= OBJECTIVE =
Retype the data that follows line by line, exactly, and leave its pictures out.

(Figure collection entries)
= = = =

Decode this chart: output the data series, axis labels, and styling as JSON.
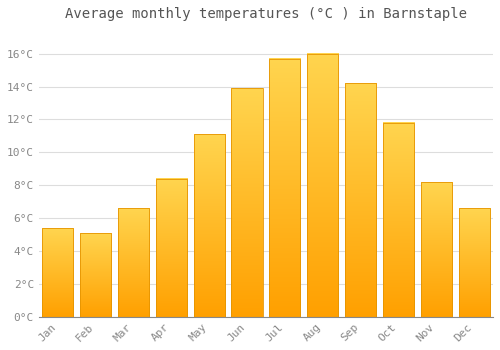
{
  "title": "Average monthly temperatures (°C ) in Barnstaple",
  "months": [
    "Jan",
    "Feb",
    "Mar",
    "Apr",
    "May",
    "Jun",
    "Jul",
    "Aug",
    "Sep",
    "Oct",
    "Nov",
    "Dec"
  ],
  "values": [
    5.4,
    5.1,
    6.6,
    8.4,
    11.1,
    13.9,
    15.7,
    16.0,
    14.2,
    11.8,
    8.2,
    6.6
  ],
  "bar_color_top": "#FFD54F",
  "bar_color_bottom": "#FFA000",
  "background_color": "#FFFFFF",
  "grid_color": "#DDDDDD",
  "tick_label_color": "#888888",
  "title_color": "#555555",
  "ylim": [
    0,
    17.5
  ],
  "yticks": [
    0,
    2,
    4,
    6,
    8,
    10,
    12,
    14,
    16
  ],
  "ytick_labels": [
    "0°C",
    "2°C",
    "4°C",
    "6°C",
    "8°C",
    "10°C",
    "12°C",
    "14°C",
    "16°C"
  ]
}
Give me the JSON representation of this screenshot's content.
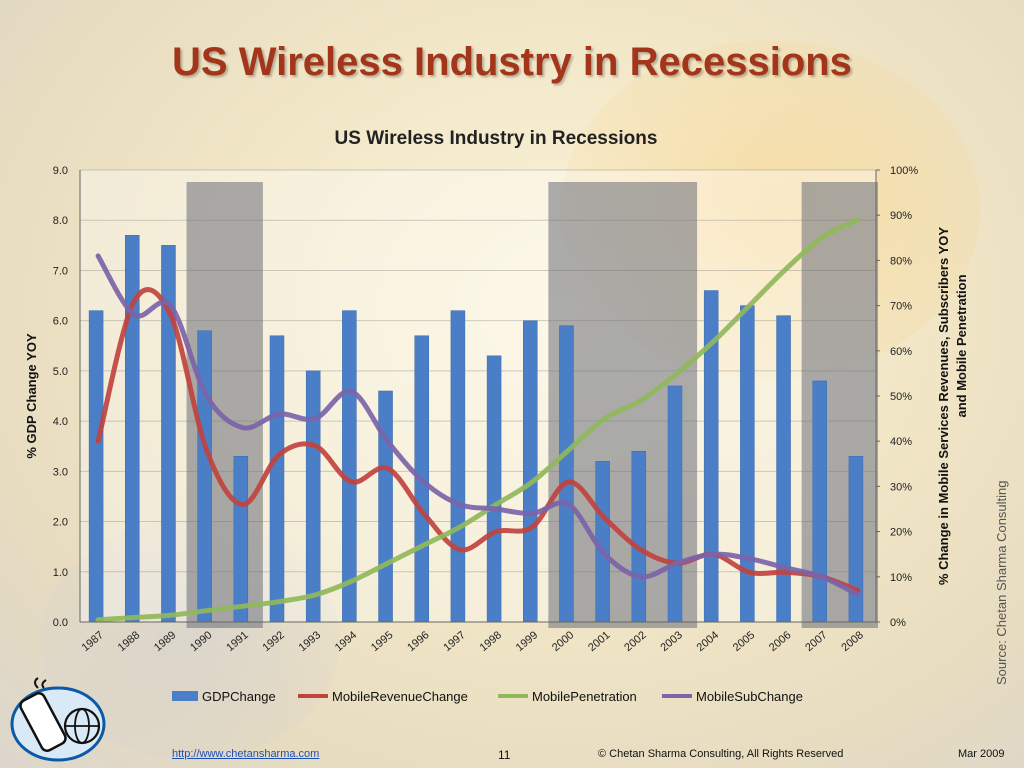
{
  "slide": {
    "title": "US Wireless Industry in Recessions",
    "source": "Source: Chetan Sharma Consulting",
    "footer": {
      "link": "http://www.chetansharma.com",
      "page": "11",
      "copyright": "© Chetan Sharma Consulting, All Rights Reserved",
      "date": "Mar 2009"
    }
  },
  "chart_data": {
    "type": "bar",
    "title": "US Wireless Industry in Recessions",
    "categories": [
      "1987",
      "1988",
      "1989",
      "1990",
      "1991",
      "1992",
      "1993",
      "1994",
      "1995",
      "1996",
      "1997",
      "1998",
      "1999",
      "2000",
      "2001",
      "2002",
      "2003",
      "2004",
      "2005",
      "2006",
      "2007",
      "2008"
    ],
    "ylabel_left": "% GDP Change YOY",
    "ylabel_right": "% Change in Mobile Services Revenues, Subscribers YOY and Mobile Penetration",
    "ylim_left": [
      0,
      9
    ],
    "ylim_right": [
      0,
      100
    ],
    "left_ticks": [
      "0.0",
      "1.0",
      "2.0",
      "3.0",
      "4.0",
      "5.0",
      "6.0",
      "7.0",
      "8.0",
      "9.0"
    ],
    "right_ticks": [
      "0%",
      "10%",
      "20%",
      "30%",
      "40%",
      "50%",
      "60%",
      "70%",
      "80%",
      "90%",
      "100%"
    ],
    "recession_bands": [
      {
        "from": "1990",
        "to": "1991"
      },
      {
        "from": "2000",
        "to": "2003"
      },
      {
        "from": "2007",
        "to": "2008"
      }
    ],
    "legend_position": "bottom",
    "series": [
      {
        "name": "GDPChange",
        "kind": "bar",
        "axis": "left",
        "color": "#4a7fc8",
        "values": [
          6.2,
          7.7,
          7.5,
          5.8,
          3.3,
          5.7,
          5.0,
          6.2,
          4.6,
          5.7,
          6.2,
          5.3,
          6.0,
          5.9,
          3.2,
          3.4,
          4.7,
          6.6,
          6.3,
          6.1,
          4.8,
          3.3
        ]
      },
      {
        "name": "MobileRevenueChange",
        "kind": "line",
        "axis": "right",
        "color": "#c0433f",
        "values": [
          40,
          71,
          68,
          38,
          26,
          37,
          39,
          31,
          34,
          24,
          16,
          20,
          21,
          31,
          23,
          16,
          13,
          15,
          11,
          11,
          10,
          7
        ]
      },
      {
        "name": "MobilePenetration",
        "kind": "line",
        "axis": "right",
        "color": "#8fb85a",
        "values": [
          0.5,
          1,
          1.5,
          2.5,
          3.5,
          4.5,
          6,
          9,
          13,
          17,
          21,
          26,
          31,
          38,
          45,
          49,
          55,
          62,
          70,
          78,
          85,
          89
        ]
      },
      {
        "name": "MobileSubChange",
        "kind": "line",
        "axis": "right",
        "color": "#7b64a8",
        "values": [
          81,
          68,
          70,
          50,
          43,
          46,
          45,
          51,
          40,
          31,
          26,
          25,
          24,
          26,
          15,
          10,
          13,
          15,
          14,
          12,
          10,
          6
        ]
      }
    ]
  }
}
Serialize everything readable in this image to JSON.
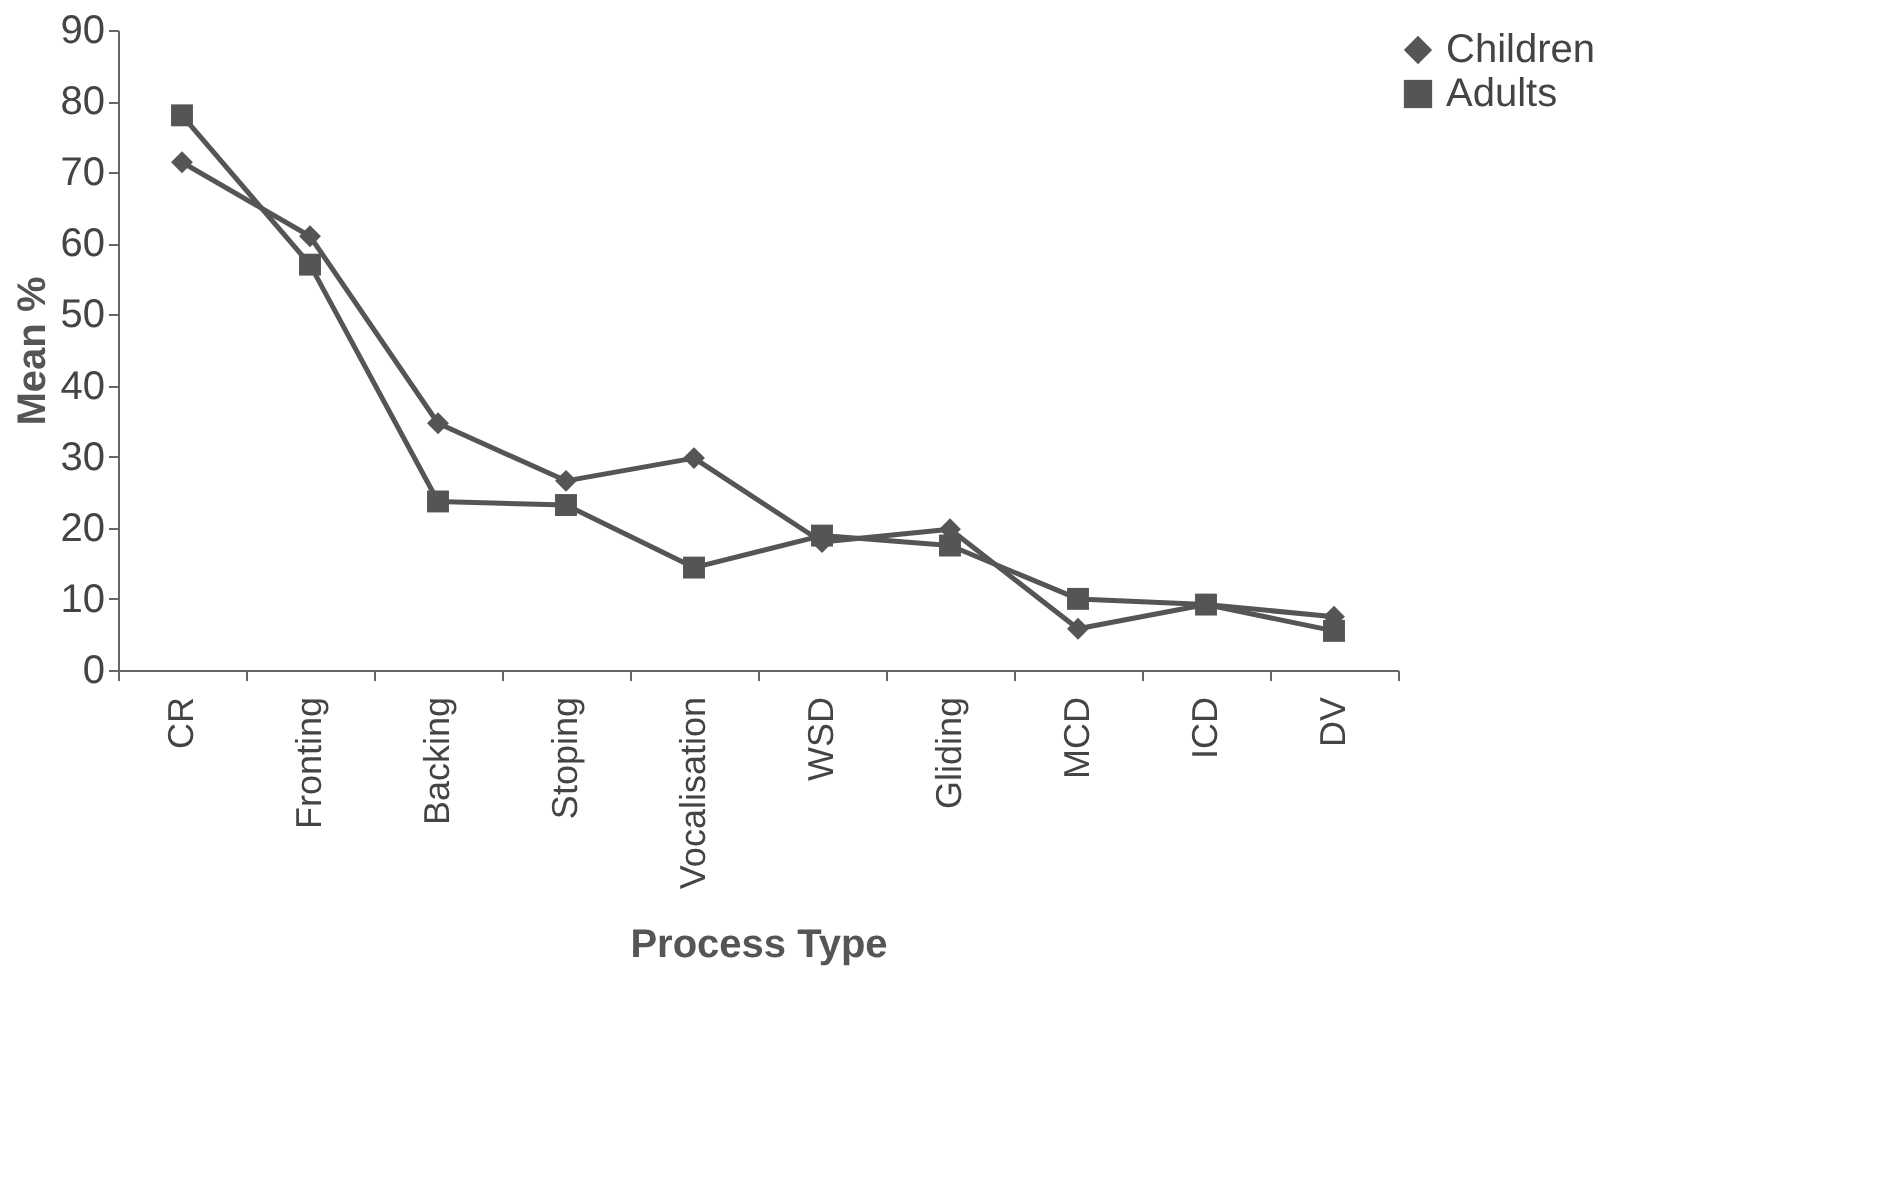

= = = =

= EXERCISE ANSWER =
Decode this chart: output the data series, axis labels, and styling as JSON.
{
  "title": "Average monthly temperatures (°C ) in Barnstaple",
  "months": [
    "Jan",
    "Feb",
    "Mar",
    "Apr",
    "May",
    "Jun",
    "Jul",
    "Aug",
    "Sep",
    "Oct",
    "Nov",
    "Dec"
  ],
  "values": [
    5.4,
    5.1,
    6.6,
    8.4,
    11.1,
    13.9,
    15.7,
    16.0,
    14.2,
    11.8,
    8.2,
    6.6
  ],
  "bar_color_top": "#FFD54F",
  "bar_color_bottom": "#FFA000",
  "background_color": "#FFFFFF",
  "grid_color": "#DDDDDD",
  "tick_label_color": "#888888",
  "title_color": "#555555",
  "ylim": [
    0,
    17.5
  ],
  "yticks": [
    0,
    2,
    4,
    6,
    8,
    10,
    12,
    14,
    16
  ],
  "ytick_labels": [
    "0°C",
    "2°C",
    "4°C",
    "6°C",
    "8°C",
    "10°C",
    "12°C",
    "14°C",
    "16°C"
  ]
}
Give me the JSON representation of this screenshot's content.
{
  "slide": {
    "title": "US Wireless Industry in Recessions",
    "source": "Source: Chetan Sharma Consulting",
    "footer": {
      "link": "http://www.chetansharma.com",
      "page": "11",
      "copyright": "© Chetan Sharma Consulting, All Rights Reserved",
      "date": "Mar 2009"
    }
  },
  "chart_data": {
    "type": "bar",
    "title": "US Wireless Industry in Recessions",
    "categories": [
      "1987",
      "1988",
      "1989",
      "1990",
      "1991",
      "1992",
      "1993",
      "1994",
      "1995",
      "1996",
      "1997",
      "1998",
      "1999",
      "2000",
      "2001",
      "2002",
      "2003",
      "2004",
      "2005",
      "2006",
      "2007",
      "2008"
    ],
    "ylabel_left": "% GDP Change YOY",
    "ylabel_right": "% Change in Mobile Services Revenues, Subscribers YOY and Mobile Penetration",
    "ylim_left": [
      0,
      9
    ],
    "ylim_right": [
      0,
      100
    ],
    "left_ticks": [
      "0.0",
      "1.0",
      "2.0",
      "3.0",
      "4.0",
      "5.0",
      "6.0",
      "7.0",
      "8.0",
      "9.0"
    ],
    "right_ticks": [
      "0%",
      "10%",
      "20%",
      "30%",
      "40%",
      "50%",
      "60%",
      "70%",
      "80%",
      "90%",
      "100%"
    ],
    "recession_bands": [
      {
        "from": "1990",
        "to": "1991"
      },
      {
        "from": "2000",
        "to": "2003"
      },
      {
        "from": "2007",
        "to": "2008"
      }
    ],
    "legend_position": "bottom",
    "series": [
      {
        "name": "GDPChange",
        "kind": "bar",
        "axis": "left",
        "color": "#4a7fc8",
        "values": [
          6.2,
          7.7,
          7.5,
          5.8,
          3.3,
          5.7,
          5.0,
          6.2,
          4.6,
          5.7,
          6.2,
          5.3,
          6.0,
          5.9,
          3.2,
          3.4,
          4.7,
          6.6,
          6.3,
          6.1,
          4.8,
          3.3
        ]
      },
      {
        "name": "MobileRevenueChange",
        "kind": "line",
        "axis": "right",
        "color": "#c0433f",
        "values": [
          40,
          71,
          68,
          38,
          26,
          37,
          39,
          31,
          34,
          24,
          16,
          20,
          21,
          31,
          23,
          16,
          13,
          15,
          11,
          11,
          10,
          7
        ]
      },
      {
        "name": "MobilePenetration",
        "kind": "line",
        "axis": "right",
        "color": "#8fb85a",
        "values": [
          0.5,
          1,
          1.5,
          2.5,
          3.5,
          4.5,
          6,
          9,
          13,
          17,
          21,
          26,
          31,
          38,
          45,
          49,
          55,
          62,
          70,
          78,
          85,
          89
        ]
      },
      {
        "name": "MobileSubChange",
        "kind": "line",
        "axis": "right",
        "color": "#7b64a8",
        "values": [
          81,
          68,
          70,
          50,
          43,
          46,
          45,
          51,
          40,
          31,
          26,
          25,
          24,
          26,
          15,
          10,
          13,
          15,
          14,
          12,
          10,
          6
        ]
      }
    ]
  }
}
Serialize everything readable in this image to JSON.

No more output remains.